Part of a data file:
┄┄┄┄┄┄┄┄┄┄

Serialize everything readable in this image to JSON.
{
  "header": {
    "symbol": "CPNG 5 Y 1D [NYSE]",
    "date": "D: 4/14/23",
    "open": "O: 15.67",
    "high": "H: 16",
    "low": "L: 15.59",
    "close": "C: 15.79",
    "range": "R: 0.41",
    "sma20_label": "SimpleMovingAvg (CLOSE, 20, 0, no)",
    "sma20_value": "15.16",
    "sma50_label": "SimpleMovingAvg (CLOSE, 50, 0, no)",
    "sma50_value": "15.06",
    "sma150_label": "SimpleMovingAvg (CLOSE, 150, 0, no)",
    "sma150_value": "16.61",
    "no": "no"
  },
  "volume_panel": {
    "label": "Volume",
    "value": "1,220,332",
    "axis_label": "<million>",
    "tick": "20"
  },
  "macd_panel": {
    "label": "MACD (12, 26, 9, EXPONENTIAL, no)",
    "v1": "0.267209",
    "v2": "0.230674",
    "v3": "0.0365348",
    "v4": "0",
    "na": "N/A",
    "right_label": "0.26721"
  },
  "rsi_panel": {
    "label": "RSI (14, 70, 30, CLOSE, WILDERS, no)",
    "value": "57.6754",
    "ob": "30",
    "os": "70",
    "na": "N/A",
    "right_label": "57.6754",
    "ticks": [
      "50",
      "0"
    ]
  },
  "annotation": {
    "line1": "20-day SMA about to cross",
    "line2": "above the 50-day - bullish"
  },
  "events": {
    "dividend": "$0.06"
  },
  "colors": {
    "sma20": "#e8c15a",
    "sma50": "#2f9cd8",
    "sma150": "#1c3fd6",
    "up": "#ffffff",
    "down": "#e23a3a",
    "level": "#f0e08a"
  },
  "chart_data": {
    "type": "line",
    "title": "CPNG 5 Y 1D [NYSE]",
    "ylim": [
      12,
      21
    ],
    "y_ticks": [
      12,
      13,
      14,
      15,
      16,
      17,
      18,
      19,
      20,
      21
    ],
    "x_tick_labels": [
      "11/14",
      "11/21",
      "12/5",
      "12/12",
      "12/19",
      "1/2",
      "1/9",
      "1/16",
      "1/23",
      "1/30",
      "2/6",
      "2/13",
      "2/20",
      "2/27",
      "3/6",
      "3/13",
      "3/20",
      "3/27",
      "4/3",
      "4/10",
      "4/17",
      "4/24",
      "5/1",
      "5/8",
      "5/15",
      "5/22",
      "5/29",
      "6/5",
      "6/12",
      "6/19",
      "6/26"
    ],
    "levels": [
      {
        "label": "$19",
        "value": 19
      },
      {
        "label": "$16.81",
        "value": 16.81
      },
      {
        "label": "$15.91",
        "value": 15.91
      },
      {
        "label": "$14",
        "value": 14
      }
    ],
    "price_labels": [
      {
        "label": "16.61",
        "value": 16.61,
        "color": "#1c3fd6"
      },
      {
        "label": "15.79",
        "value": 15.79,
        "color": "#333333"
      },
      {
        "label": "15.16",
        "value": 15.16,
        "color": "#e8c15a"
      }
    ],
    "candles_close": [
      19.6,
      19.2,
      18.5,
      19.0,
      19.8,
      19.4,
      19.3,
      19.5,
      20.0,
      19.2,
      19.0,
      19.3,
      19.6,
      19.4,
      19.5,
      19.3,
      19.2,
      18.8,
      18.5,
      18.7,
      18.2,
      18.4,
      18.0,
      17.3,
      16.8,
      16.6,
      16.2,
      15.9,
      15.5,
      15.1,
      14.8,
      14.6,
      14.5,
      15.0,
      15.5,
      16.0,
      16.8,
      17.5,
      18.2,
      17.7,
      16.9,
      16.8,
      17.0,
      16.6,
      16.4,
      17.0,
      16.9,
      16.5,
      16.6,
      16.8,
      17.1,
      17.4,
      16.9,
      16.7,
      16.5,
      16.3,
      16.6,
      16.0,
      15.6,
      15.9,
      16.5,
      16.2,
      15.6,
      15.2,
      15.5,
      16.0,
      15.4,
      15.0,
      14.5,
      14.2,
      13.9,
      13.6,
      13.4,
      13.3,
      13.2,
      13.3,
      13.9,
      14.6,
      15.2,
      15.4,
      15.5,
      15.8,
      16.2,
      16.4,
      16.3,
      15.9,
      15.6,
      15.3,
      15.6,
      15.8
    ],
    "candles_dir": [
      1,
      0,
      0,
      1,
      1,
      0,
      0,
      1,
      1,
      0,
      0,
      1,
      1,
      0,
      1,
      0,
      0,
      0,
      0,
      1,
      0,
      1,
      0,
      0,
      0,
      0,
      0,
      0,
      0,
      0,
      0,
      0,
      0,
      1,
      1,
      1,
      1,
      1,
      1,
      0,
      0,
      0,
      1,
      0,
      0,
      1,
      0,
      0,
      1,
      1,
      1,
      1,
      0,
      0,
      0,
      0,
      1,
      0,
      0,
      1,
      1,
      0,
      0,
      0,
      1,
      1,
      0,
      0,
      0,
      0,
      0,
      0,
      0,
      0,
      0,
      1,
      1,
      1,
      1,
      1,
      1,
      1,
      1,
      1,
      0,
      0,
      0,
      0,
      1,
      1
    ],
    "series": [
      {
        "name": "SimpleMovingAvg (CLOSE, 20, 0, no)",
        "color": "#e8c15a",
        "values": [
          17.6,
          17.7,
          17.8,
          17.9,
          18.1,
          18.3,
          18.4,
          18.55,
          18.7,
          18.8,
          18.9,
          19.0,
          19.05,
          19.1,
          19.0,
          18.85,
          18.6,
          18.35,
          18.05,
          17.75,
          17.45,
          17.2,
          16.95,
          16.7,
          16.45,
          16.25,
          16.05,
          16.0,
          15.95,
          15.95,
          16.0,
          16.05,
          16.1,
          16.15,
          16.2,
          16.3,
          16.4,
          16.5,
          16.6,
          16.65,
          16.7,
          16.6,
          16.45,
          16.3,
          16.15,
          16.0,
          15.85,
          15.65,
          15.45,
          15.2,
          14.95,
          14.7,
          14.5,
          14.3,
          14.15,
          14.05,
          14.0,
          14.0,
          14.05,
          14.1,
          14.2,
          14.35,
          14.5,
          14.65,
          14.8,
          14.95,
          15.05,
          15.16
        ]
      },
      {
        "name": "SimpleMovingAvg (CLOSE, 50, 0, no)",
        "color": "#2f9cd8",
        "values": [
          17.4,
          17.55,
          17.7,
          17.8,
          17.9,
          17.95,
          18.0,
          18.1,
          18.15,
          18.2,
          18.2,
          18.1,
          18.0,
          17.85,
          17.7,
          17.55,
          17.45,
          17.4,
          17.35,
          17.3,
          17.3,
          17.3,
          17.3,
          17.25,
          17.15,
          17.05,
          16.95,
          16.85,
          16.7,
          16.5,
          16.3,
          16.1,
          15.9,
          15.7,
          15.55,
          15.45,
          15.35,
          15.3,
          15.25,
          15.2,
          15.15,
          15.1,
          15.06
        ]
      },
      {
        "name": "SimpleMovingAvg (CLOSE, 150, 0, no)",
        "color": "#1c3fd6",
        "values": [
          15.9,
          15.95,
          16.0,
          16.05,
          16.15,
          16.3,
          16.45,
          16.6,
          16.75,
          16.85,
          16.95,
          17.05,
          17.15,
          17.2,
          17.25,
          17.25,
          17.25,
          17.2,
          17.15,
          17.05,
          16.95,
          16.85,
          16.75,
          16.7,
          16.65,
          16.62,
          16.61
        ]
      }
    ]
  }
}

┄┄┄┄┄┄┄┄┄┄

▶ _Problem_:
Type out the entries again, word for word.

▶ _Reply to the exercise_:
Serialize everything readable in this image to JSON.
{
  "header": {
    "symbol": "CPNG 5 Y 1D [NYSE]",
    "date": "D: 4/14/23",
    "open": "O: 15.67",
    "high": "H: 16",
    "low": "L: 15.59",
    "close": "C: 15.79",
    "range": "R: 0.41",
    "sma20_label": "SimpleMovingAvg (CLOSE, 20, 0, no)",
    "sma20_value": "15.16",
    "sma50_label": "SimpleMovingAvg (CLOSE, 50, 0, no)",
    "sma50_value": "15.06",
    "sma150_label": "SimpleMovingAvg (CLOSE, 150, 0, no)",
    "sma150_value": "16.61",
    "no": "no"
  },
  "volume_panel": {
    "label": "Volume",
    "value": "1,220,332",
    "axis_label": "<million>",
    "tick": "20"
  },
  "macd_panel": {
    "label": "MACD (12, 26, 9, EXPONENTIAL, no)",
    "v1": "0.267209",
    "v2": "0.230674",
    "v3": "0.0365348",
    "v4": "0",
    "na": "N/A",
    "right_label": "0.26721"
  },
  "rsi_panel": {
    "label": "RSI (14, 70, 30, CLOSE, WILDERS, no)",
    "value": "57.6754",
    "ob": "30",
    "os": "70",
    "na": "N/A",
    "right_label": "57.6754",
    "ticks": [
      "50",
      "0"
    ]
  },
  "annotation": {
    "line1": "20-day SMA about to cross",
    "line2": "above the 50-day - bullish"
  },
  "events": {
    "dividend": "$0.06"
  },
  "colors": {
    "sma20": "#e8c15a",
    "sma50": "#2f9cd8",
    "sma150": "#1c3fd6",
    "up": "#ffffff",
    "down": "#e23a3a",
    "level": "#f0e08a"
  },
  "chart_data": {
    "type": "line",
    "title": "CPNG 5 Y 1D [NYSE]",
    "ylim": [
      12,
      21
    ],
    "y_ticks": [
      12,
      13,
      14,
      15,
      16,
      17,
      18,
      19,
      20,
      21
    ],
    "x_tick_labels": [
      "11/14",
      "11/21",
      "12/5",
      "12/12",
      "12/19",
      "1/2",
      "1/9",
      "1/16",
      "1/23",
      "1/30",
      "2/6",
      "2/13",
      "2/20",
      "2/27",
      "3/6",
      "3/13",
      "3/20",
      "3/27",
      "4/3",
      "4/10",
      "4/17",
      "4/24",
      "5/1",
      "5/8",
      "5/15",
      "5/22",
      "5/29",
      "6/5",
      "6/12",
      "6/19",
      "6/26"
    ],
    "levels": [
      {
        "label": "$19",
        "value": 19
      },
      {
        "label": "$16.81",
        "value": 16.81
      },
      {
        "label": "$15.91",
        "value": 15.91
      },
      {
        "label": "$14",
        "value": 14
      }
    ],
    "price_labels": [
      {
        "label": "16.61",
        "value": 16.61,
        "color": "#1c3fd6"
      },
      {
        "label": "15.79",
        "value": 15.79,
        "color": "#333333"
      },
      {
        "label": "15.16",
        "value": 15.16,
        "color": "#e8c15a"
      }
    ],
    "candles_close": [
      19.6,
      19.2,
      18.5,
      19.0,
      19.8,
      19.4,
      19.3,
      19.5,
      20.0,
      19.2,
      19.0,
      19.3,
      19.6,
      19.4,
      19.5,
      19.3,
      19.2,
      18.8,
      18.5,
      18.7,
      18.2,
      18.4,
      18.0,
      17.3,
      16.8,
      16.6,
      16.2,
      15.9,
      15.5,
      15.1,
      14.8,
      14.6,
      14.5,
      15.0,
      15.5,
      16.0,
      16.8,
      17.5,
      18.2,
      17.7,
      16.9,
      16.8,
      17.0,
      16.6,
      16.4,
      17.0,
      16.9,
      16.5,
      16.6,
      16.8,
      17.1,
      17.4,
      16.9,
      16.7,
      16.5,
      16.3,
      16.6,
      16.0,
      15.6,
      15.9,
      16.5,
      16.2,
      15.6,
      15.2,
      15.5,
      16.0,
      15.4,
      15.0,
      14.5,
      14.2,
      13.9,
      13.6,
      13.4,
      13.3,
      13.2,
      13.3,
      13.9,
      14.6,
      15.2,
      15.4,
      15.5,
      15.8,
      16.2,
      16.4,
      16.3,
      15.9,
      15.6,
      15.3,
      15.6,
      15.8
    ],
    "candles_dir": [
      1,
      0,
      0,
      1,
      1,
      0,
      0,
      1,
      1,
      0,
      0,
      1,
      1,
      0,
      1,
      0,
      0,
      0,
      0,
      1,
      0,
      1,
      0,
      0,
      0,
      0,
      0,
      0,
      0,
      0,
      0,
      0,
      0,
      1,
      1,
      1,
      1,
      1,
      1,
      0,
      0,
      0,
      1,
      0,
      0,
      1,
      0,
      0,
      1,
      1,
      1,
      1,
      0,
      0,
      0,
      0,
      1,
      0,
      0,
      1,
      1,
      0,
      0,
      0,
      1,
      1,
      0,
      0,
      0,
      0,
      0,
      0,
      0,
      0,
      0,
      1,
      1,
      1,
      1,
      1,
      1,
      1,
      1,
      1,
      0,
      0,
      0,
      0,
      1,
      1
    ],
    "series": [
      {
        "name": "SimpleMovingAvg (CLOSE, 20, 0, no)",
        "color": "#e8c15a",
        "values": [
          17.6,
          17.7,
          17.8,
          17.9,
          18.1,
          18.3,
          18.4,
          18.55,
          18.7,
          18.8,
          18.9,
          19.0,
          19.05,
          19.1,
          19.0,
          18.85,
          18.6,
          18.35,
          18.05,
          17.75,
          17.45,
          17.2,
          16.95,
          16.7,
          16.45,
          16.25,
          16.05,
          16.0,
          15.95,
          15.95,
          16.0,
          16.05,
          16.1,
          16.15,
          16.2,
          16.3,
          16.4,
          16.5,
          16.6,
          16.65,
          16.7,
          16.6,
          16.45,
          16.3,
          16.15,
          16.0,
          15.85,
          15.65,
          15.45,
          15.2,
          14.95,
          14.7,
          14.5,
          14.3,
          14.15,
          14.05,
          14.0,
          14.0,
          14.05,
          14.1,
          14.2,
          14.35,
          14.5,
          14.65,
          14.8,
          14.95,
          15.05,
          15.16
        ]
      },
      {
        "name": "SimpleMovingAvg (CLOSE, 50, 0, no)",
        "color": "#2f9cd8",
        "values": [
          17.4,
          17.55,
          17.7,
          17.8,
          17.9,
          17.95,
          18.0,
          18.1,
          18.15,
          18.2,
          18.2,
          18.1,
          18.0,
          17.85,
          17.7,
          17.55,
          17.45,
          17.4,
          17.35,
          17.3,
          17.3,
          17.3,
          17.3,
          17.25,
          17.15,
          17.05,
          16.95,
          16.85,
          16.7,
          16.5,
          16.3,
          16.1,
          15.9,
          15.7,
          15.55,
          15.45,
          15.35,
          15.3,
          15.25,
          15.2,
          15.15,
          15.1,
          15.06
        ]
      },
      {
        "name": "SimpleMovingAvg (CLOSE, 150, 0, no)",
        "color": "#1c3fd6",
        "values": [
          15.9,
          15.95,
          16.0,
          16.05,
          16.15,
          16.3,
          16.45,
          16.6,
          16.75,
          16.85,
          16.95,
          17.05,
          17.15,
          17.2,
          17.25,
          17.25,
          17.25,
          17.2,
          17.15,
          17.05,
          16.95,
          16.85,
          16.75,
          16.7,
          16.65,
          16.62,
          16.61
        ]
      }
    ]
  }
}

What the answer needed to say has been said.